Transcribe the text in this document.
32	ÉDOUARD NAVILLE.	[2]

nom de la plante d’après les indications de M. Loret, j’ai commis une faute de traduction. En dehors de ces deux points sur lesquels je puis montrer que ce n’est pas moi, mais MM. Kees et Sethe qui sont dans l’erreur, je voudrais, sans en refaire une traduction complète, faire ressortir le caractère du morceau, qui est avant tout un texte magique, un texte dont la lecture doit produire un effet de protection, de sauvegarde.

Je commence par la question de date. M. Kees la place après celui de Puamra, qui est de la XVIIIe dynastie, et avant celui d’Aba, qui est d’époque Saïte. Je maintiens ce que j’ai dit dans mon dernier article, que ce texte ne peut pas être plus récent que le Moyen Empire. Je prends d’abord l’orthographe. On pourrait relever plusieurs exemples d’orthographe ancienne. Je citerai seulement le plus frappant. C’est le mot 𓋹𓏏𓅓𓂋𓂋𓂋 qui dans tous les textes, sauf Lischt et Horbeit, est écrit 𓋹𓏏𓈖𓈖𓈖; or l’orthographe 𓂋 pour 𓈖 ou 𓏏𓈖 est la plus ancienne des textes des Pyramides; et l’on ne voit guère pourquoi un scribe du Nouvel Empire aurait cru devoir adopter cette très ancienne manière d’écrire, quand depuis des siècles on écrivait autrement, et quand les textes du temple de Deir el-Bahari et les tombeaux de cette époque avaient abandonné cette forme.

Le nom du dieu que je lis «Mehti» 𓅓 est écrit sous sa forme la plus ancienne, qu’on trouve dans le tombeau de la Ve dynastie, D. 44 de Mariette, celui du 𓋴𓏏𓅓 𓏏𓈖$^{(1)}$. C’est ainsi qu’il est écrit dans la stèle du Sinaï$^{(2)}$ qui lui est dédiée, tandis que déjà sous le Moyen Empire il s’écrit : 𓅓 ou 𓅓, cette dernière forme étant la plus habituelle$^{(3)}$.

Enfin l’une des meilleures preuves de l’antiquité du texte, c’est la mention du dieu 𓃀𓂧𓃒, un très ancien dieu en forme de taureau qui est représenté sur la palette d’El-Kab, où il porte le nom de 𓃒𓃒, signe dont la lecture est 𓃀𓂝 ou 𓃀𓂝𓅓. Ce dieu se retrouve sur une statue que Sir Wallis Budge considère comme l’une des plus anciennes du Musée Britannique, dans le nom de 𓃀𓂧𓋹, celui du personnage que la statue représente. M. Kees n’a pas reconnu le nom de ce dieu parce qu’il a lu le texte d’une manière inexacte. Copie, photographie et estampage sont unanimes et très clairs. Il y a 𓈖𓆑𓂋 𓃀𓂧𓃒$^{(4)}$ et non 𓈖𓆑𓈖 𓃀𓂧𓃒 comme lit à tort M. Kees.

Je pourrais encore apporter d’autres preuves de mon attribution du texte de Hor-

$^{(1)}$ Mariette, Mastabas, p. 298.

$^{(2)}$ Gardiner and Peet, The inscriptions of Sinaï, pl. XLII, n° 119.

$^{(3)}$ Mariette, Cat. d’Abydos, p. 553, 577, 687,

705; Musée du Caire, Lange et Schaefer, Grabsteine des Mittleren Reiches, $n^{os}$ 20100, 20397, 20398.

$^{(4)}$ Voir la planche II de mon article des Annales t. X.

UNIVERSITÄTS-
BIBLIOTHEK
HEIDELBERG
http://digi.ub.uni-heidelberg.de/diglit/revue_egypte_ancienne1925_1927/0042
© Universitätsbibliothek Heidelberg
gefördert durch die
____________
[WORK INSTRUCTIONS]:
In the listing, find all lines with the string "dieu" and copy them.

[SOLVED EXERCISE]:
Le nom du dieu que je lis «Mehti» 𓅓 est écrit sous sa forme la plus ancienne, qu’on trouve dans le tombeau de la Ve dynastie, D. 44 de Mariette, celui du 𓋴𓏏𓅓 𓏏𓈖$^{(1)}$. C’est ainsi qu’il est écrit dans la stèle du Sinaï$^{(2)}$ qui lui est dédiée, tandis que déjà sous le Moyen Empire il s’écrit : 𓅓 ou 𓅓, cette dernière forme étant la plus habituelle$^{(3)}$.
Enfin l’une des meilleures preuves de l’antiquité du texte, c’est la mention du dieu 𓃀𓂧𓃒, un très ancien dieu en forme de taureau qui est représenté sur la palette d’El-Kab, où il porte le nom de 𓃒𓃒, signe dont la lecture est 𓃀𓂝 ou 𓃀𓂝𓅓. Ce dieu se retrouve sur une statue que Sir Wallis Budge considère comme l’une des plus anciennes du Musée Britannique, dans le nom de 𓃀𓂧𓋹, celui du personnage que la statue représente. M. Kees n’a pas reconnu le nom de ce dieu parce qu’il a lu le texte d’une manière inexacte. Copie, photographie et estampage sont unanimes et très clairs. Il y a 𓈖𓆑𓂋 𓃀𓂧𓃒$^{(4)}$ et non 𓈖𓆑𓈖 𓃀𓂧𓃒 comme lit à tort M. Kees.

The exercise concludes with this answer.